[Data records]
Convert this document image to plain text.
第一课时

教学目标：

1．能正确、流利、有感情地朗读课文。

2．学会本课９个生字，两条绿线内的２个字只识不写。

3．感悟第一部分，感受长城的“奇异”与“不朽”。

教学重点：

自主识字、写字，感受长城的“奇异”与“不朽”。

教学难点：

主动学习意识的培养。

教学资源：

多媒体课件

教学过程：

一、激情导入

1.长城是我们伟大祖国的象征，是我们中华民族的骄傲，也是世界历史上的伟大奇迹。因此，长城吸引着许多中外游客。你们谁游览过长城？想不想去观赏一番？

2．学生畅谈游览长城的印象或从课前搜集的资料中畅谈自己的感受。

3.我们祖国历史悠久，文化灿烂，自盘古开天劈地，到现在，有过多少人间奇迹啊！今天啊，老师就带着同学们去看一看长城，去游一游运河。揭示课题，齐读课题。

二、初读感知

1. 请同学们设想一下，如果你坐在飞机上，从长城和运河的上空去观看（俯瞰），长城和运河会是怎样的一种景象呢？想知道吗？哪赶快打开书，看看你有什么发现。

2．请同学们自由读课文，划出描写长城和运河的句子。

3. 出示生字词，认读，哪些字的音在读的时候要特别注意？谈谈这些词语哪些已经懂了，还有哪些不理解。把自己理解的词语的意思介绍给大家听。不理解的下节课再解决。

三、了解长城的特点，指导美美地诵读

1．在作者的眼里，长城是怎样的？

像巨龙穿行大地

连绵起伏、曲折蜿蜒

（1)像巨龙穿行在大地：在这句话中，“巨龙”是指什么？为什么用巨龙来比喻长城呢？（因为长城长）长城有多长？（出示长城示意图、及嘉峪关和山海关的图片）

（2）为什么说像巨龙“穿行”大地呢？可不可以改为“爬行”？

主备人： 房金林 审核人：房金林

> [TASK DETAILS]
Print every line of the records exactly. Omit nothing.

> [RESULT OF THIS EXERCISE]
Convert this document image to plain text.
第一课时

教学目标：

1．能正确、流利、有感情地朗读课文。

2．学会本课９个生字，两条绿线内的２个字只识不写。

3．感悟第一部分，感受长城的“奇异”与“不朽”。

教学重点：

自主识字、写字，感受长城的“奇异”与“不朽”。

教学难点：

主动学习意识的培养。

教学资源：

多媒体课件

教学过程：

一、激情导入

1.长城是我们伟大祖国的象征，是我们中华民族的骄傲，也是世界历史上的伟大奇迹。因此，长城吸引着许多中外游客。你们谁游览过长城？想不想去观赏一番？

2．学生畅谈游览长城的印象或从课前搜集的资料中畅谈自己的感受。

3.我们祖国历史悠久，文化灿烂，自盘古开天劈地，到现在，有过多少人间奇迹啊！今天啊，老师就带着同学们去看一看长城，去游一游运河。揭示课题，齐读课题。

二、初读感知

1. 请同学们设想一下，如果你坐在飞机上，从长城和运河的上空去观看（俯瞰），长城和运河会是怎样的一种景象呢？想知道吗？哪赶快打开书，看看你有什么发现。

2．请同学们自由读课文，划出描写长城和运河的句子。

3. 出示生字词，认读，哪些字的音在读的时候要特别注意？谈谈这些词语哪些已经懂了，还有哪些不理解。把自己理解的词语的意思介绍给大家听。不理解的下节课再解决。

三、了解长城的特点，指导美美地诵读

1．在作者的眼里，长城是怎样的？

像巨龙穿行大地

连绵起伏、曲折蜿蜒

（1)像巨龙穿行在大地：在这句话中，“巨龙”是指什么？为什么用巨龙来比喻长城呢？（因为长城长）长城有多长？（出示长城示意图、及嘉峪关和山海关的图片）

（2）为什么说像巨龙“穿行”大地呢？可不可以改为“爬行”？

主备人： 房金林 审核人：房金林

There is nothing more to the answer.